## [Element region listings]
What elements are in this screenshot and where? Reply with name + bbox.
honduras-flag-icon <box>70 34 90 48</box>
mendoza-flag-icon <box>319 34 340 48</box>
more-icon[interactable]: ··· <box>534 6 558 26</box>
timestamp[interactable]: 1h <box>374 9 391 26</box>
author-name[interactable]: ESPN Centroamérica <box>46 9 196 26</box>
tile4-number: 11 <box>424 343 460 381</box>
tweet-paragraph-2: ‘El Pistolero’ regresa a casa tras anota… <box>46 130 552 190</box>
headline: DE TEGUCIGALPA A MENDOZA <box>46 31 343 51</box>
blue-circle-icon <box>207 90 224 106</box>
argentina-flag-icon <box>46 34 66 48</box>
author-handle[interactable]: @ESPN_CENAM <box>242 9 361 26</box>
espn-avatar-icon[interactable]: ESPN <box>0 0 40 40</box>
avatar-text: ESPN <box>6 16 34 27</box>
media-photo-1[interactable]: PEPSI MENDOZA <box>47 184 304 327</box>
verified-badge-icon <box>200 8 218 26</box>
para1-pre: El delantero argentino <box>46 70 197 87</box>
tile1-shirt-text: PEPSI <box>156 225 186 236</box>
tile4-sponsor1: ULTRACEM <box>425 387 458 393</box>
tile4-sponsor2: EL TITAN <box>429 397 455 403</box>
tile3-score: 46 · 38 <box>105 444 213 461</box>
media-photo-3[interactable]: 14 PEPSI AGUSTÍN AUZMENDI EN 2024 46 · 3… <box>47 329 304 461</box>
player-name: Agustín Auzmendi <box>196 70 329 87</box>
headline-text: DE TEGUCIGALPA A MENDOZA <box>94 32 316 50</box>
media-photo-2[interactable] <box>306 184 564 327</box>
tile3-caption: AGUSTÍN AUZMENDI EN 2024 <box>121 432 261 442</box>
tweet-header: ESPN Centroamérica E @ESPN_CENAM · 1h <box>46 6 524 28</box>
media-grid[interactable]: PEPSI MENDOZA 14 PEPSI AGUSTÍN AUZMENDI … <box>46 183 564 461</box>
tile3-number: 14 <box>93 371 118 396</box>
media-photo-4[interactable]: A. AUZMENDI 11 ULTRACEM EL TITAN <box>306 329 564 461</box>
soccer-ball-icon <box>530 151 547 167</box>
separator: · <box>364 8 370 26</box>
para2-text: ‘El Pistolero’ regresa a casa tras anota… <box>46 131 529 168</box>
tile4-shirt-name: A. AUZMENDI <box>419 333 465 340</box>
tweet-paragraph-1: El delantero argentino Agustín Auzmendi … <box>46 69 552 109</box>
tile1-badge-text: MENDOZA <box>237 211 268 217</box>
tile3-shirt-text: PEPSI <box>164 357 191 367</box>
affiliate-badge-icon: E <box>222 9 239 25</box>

## [Required task]
Please copy the material above word for word, beginning at its first line and stopping after the line that contains "tile3-score: 46 ·".

## [Task result]
What elements are in this screenshot and where? Reply with name + bbox.
honduras-flag-icon <box>70 34 90 48</box>
mendoza-flag-icon <box>319 34 340 48</box>
more-icon[interactable]: ··· <box>534 6 558 26</box>
timestamp[interactable]: 1h <box>374 9 391 26</box>
author-name[interactable]: ESPN Centroamérica <box>46 9 196 26</box>
tile4-number: 11 <box>424 343 460 381</box>
tweet-paragraph-2: ‘El Pistolero’ regresa a casa tras anota… <box>46 130 552 190</box>
headline: DE TEGUCIGALPA A MENDOZA <box>46 31 343 51</box>
blue-circle-icon <box>207 90 224 106</box>
argentina-flag-icon <box>46 34 66 48</box>
author-handle[interactable]: @ESPN_CENAM <box>242 9 361 26</box>
espn-avatar-icon[interactable]: ESPN <box>0 0 40 40</box>
avatar-text: ESPN <box>6 16 34 27</box>
media-photo-1[interactable]: PEPSI MENDOZA <box>47 184 304 327</box>
verified-badge-icon <box>200 8 218 26</box>
para1-pre: El delantero argentino <box>46 70 197 87</box>
tile1-shirt-text: PEPSI <box>156 225 186 236</box>
tile4-sponsor1: ULTRACEM <box>425 387 458 393</box>
tile4-sponsor2: EL TITAN <box>429 397 455 403</box>
tile3-score: 46 · 38 <box>105 444 213 461</box>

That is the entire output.